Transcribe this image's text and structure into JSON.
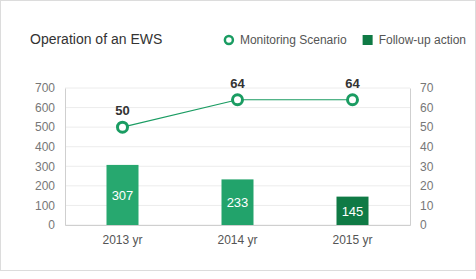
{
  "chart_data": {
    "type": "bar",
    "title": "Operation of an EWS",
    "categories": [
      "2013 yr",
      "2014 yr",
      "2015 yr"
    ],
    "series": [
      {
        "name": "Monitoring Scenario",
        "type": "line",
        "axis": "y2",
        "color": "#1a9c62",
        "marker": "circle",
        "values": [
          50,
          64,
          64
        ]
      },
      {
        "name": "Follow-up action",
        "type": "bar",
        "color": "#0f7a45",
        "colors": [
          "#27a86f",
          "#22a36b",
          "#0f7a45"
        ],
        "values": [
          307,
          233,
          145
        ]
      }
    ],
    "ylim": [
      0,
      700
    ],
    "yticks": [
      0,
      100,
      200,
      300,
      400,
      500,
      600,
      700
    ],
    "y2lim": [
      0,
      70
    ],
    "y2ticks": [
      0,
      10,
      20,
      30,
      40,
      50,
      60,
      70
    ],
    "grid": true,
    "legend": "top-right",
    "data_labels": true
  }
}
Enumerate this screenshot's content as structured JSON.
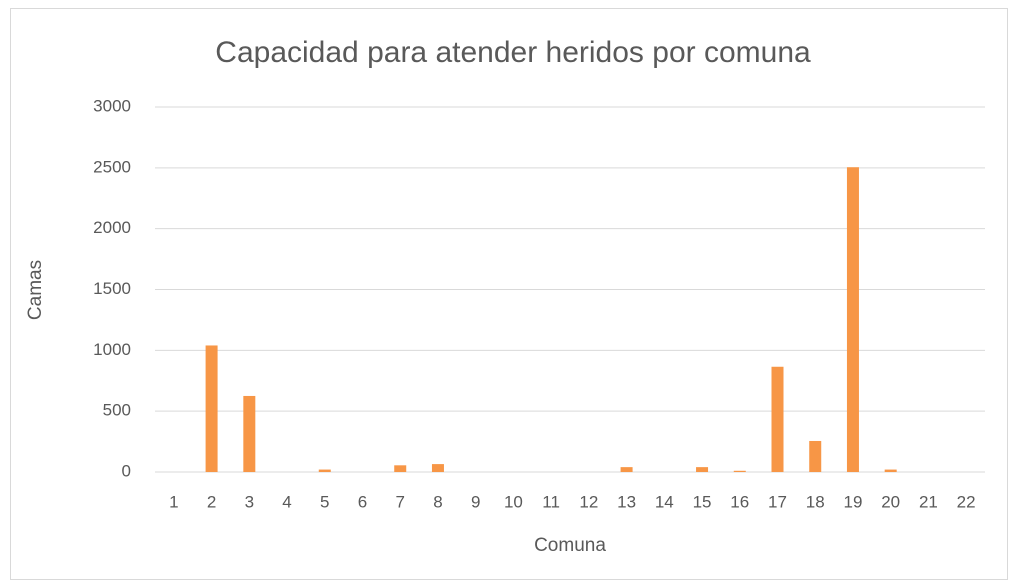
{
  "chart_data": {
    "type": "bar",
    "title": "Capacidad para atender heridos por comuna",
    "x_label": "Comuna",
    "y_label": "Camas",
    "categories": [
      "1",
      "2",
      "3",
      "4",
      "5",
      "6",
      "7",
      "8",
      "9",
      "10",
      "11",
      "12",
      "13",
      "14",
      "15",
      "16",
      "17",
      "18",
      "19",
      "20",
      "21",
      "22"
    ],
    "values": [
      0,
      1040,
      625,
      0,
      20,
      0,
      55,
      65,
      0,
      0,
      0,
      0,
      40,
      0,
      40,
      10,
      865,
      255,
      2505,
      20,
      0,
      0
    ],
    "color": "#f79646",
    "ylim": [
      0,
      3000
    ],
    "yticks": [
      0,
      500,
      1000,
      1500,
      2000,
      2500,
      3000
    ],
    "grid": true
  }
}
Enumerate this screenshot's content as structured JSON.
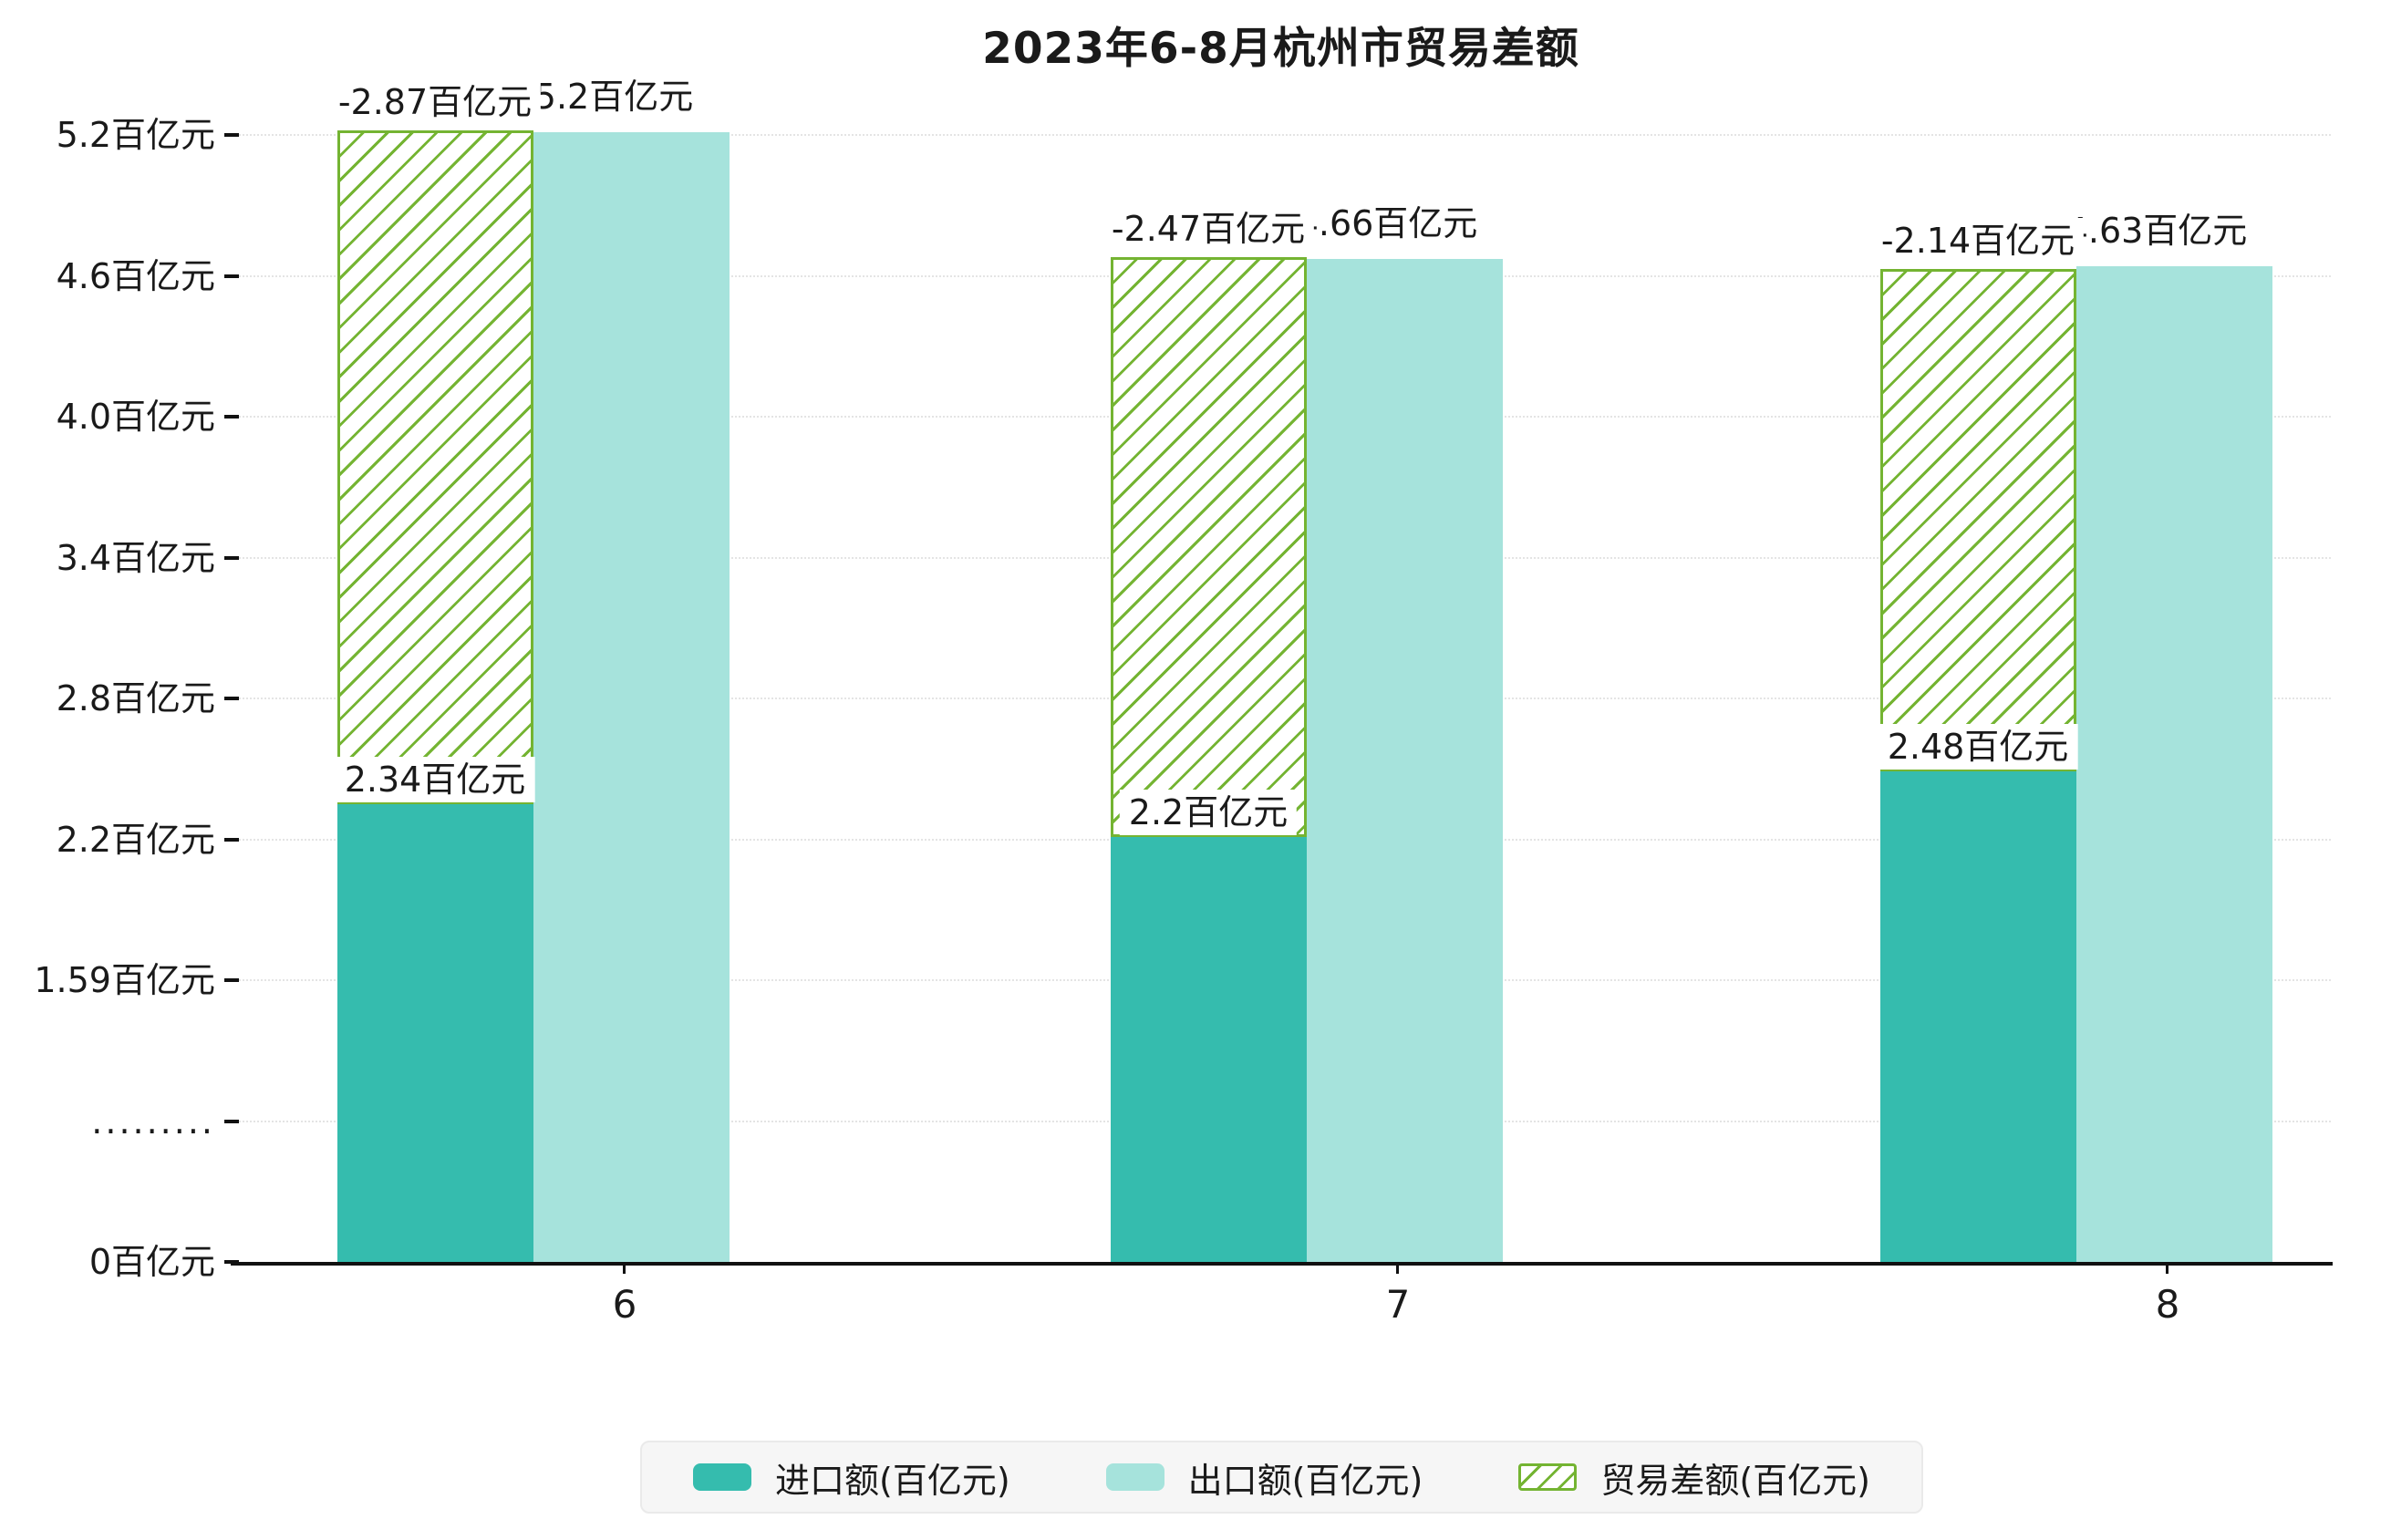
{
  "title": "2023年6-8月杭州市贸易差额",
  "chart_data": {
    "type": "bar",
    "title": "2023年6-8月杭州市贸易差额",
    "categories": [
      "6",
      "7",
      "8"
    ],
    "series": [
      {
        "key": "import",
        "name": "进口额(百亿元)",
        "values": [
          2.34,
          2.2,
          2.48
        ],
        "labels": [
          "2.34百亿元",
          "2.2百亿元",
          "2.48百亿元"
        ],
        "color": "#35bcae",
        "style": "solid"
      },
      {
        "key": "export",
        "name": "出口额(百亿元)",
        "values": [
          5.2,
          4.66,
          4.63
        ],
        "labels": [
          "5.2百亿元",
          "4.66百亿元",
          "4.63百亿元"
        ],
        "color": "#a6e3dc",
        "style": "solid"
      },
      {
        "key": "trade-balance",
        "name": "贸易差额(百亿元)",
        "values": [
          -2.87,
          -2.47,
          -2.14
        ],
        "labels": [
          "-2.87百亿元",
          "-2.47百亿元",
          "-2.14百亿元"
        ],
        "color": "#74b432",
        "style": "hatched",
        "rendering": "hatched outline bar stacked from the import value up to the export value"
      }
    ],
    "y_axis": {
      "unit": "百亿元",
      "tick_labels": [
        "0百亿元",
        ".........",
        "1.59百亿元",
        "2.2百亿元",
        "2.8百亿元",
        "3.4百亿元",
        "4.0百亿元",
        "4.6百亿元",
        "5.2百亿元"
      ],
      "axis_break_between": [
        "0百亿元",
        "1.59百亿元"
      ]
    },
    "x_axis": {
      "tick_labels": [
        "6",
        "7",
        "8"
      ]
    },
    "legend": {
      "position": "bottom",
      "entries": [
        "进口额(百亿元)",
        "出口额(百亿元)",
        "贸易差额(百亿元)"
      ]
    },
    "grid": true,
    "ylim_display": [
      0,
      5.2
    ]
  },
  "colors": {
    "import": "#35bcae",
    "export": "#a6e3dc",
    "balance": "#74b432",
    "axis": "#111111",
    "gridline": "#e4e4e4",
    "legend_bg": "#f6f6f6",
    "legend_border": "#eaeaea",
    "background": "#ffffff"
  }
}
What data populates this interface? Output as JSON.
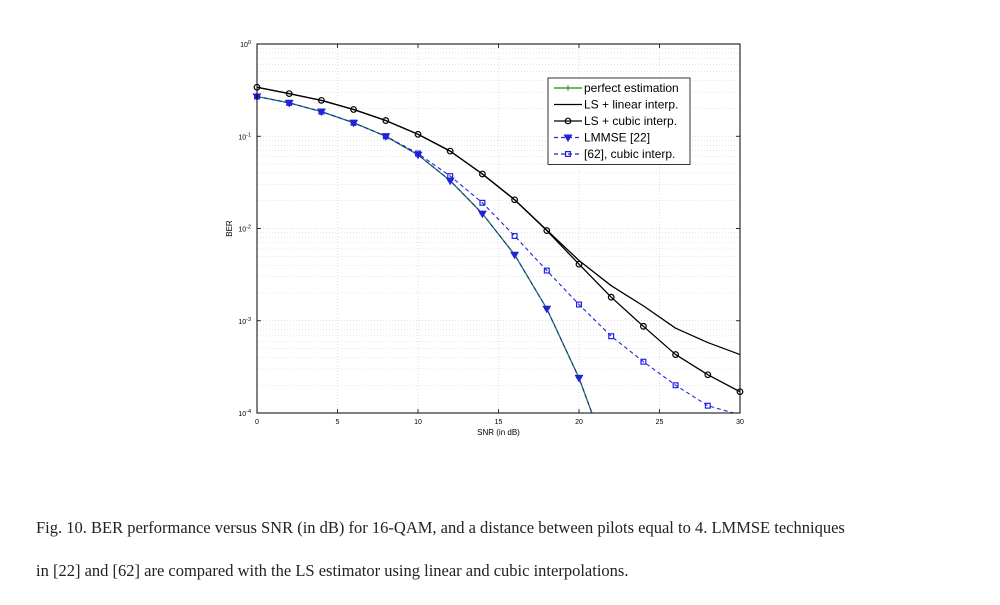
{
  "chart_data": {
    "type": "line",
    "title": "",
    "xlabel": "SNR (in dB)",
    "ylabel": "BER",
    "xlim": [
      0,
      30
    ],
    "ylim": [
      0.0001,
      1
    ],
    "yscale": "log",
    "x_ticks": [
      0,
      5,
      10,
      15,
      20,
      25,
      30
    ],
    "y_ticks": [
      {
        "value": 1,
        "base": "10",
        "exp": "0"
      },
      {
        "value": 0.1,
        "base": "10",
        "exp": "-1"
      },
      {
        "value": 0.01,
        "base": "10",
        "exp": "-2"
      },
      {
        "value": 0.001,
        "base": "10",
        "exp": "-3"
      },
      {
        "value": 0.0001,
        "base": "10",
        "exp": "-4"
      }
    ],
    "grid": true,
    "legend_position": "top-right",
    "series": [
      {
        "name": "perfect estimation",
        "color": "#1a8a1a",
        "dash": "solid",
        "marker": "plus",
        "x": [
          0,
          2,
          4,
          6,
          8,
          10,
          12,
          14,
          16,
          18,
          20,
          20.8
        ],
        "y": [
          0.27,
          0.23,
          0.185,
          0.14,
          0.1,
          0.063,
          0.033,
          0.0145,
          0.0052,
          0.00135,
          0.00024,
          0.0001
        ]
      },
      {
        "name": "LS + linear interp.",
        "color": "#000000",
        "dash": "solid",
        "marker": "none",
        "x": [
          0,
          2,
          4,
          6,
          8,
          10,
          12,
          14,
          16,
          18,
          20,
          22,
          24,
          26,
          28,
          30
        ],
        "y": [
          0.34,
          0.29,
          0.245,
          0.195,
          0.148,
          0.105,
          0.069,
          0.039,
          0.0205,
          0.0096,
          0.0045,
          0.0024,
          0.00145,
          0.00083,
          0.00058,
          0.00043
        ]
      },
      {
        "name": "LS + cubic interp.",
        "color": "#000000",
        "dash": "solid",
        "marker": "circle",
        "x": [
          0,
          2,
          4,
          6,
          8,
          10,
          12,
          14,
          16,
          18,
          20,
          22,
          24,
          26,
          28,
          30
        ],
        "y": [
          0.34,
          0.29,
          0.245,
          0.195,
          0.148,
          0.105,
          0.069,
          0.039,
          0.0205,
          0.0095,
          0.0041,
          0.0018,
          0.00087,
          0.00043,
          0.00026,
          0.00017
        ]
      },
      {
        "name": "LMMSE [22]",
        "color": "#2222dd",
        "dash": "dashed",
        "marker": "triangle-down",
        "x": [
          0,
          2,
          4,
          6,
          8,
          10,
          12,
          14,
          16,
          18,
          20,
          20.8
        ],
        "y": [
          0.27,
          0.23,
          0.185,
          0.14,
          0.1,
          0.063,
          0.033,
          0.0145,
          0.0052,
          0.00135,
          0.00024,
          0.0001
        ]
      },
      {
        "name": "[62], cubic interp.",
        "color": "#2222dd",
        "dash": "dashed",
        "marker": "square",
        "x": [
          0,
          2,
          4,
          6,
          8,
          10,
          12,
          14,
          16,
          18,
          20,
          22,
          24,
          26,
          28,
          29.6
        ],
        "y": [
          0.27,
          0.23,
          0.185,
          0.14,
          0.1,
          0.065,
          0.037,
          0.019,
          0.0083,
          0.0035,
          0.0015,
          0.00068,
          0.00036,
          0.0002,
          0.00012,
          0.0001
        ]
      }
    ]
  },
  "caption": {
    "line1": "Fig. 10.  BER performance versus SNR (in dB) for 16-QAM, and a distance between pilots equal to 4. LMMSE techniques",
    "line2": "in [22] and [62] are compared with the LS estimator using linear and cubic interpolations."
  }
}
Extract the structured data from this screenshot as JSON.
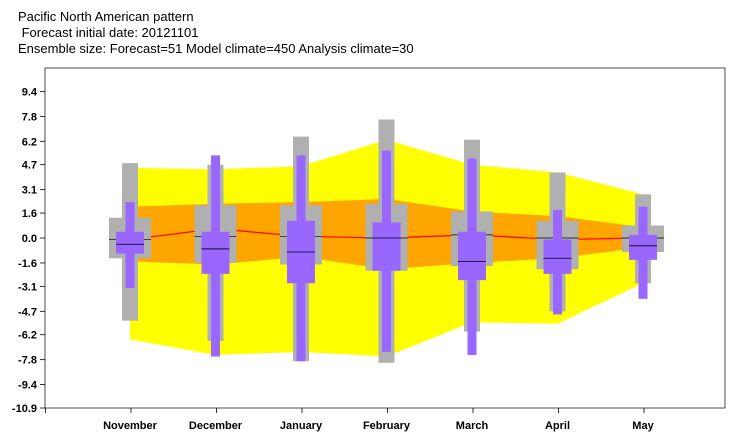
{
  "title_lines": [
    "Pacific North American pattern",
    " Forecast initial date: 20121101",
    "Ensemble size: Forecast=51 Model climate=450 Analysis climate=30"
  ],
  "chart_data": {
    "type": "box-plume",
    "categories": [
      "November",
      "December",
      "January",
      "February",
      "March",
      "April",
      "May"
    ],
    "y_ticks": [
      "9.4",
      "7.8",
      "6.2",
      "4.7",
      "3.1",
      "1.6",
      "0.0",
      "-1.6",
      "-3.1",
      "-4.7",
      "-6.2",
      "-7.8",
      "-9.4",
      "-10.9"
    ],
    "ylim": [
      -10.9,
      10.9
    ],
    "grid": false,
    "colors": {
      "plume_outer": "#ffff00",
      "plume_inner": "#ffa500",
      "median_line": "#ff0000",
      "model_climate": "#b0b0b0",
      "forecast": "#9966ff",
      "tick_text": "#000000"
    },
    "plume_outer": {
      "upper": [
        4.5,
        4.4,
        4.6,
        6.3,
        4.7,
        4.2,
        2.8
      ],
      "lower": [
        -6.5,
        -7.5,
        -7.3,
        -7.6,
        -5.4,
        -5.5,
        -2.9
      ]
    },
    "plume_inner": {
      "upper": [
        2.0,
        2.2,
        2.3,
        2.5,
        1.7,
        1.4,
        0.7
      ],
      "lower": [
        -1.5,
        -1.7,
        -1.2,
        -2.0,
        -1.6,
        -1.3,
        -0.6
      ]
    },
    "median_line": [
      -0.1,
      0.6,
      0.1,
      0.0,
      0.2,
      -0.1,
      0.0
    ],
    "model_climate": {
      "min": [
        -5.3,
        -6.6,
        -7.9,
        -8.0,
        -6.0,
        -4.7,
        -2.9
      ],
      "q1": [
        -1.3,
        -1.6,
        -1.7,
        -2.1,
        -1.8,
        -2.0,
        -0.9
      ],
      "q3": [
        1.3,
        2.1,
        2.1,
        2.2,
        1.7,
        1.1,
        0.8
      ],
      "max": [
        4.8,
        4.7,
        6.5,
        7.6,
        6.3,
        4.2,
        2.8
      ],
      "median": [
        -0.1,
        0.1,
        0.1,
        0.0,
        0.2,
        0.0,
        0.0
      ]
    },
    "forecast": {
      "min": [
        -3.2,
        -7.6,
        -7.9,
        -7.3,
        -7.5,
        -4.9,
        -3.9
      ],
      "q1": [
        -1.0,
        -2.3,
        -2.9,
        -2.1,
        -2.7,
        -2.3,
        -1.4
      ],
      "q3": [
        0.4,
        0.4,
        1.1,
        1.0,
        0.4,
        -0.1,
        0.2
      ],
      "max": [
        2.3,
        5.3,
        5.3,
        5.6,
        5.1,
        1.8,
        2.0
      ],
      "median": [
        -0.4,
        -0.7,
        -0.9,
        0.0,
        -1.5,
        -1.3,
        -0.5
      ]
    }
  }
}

..............................

▸ **WHAT IS REQUIRED**
Using the records above, copy each line that contains "this".

▸ **FULL RESPONSE**
Transcribe this image's text and structure into JSON.
Enumerate this screenshot's content as structured JSON.
Enumerate this screenshot's content as structured JSON.
What data populates this interface? Output as JSON.
Extract the structured data from this screenshot as JSON.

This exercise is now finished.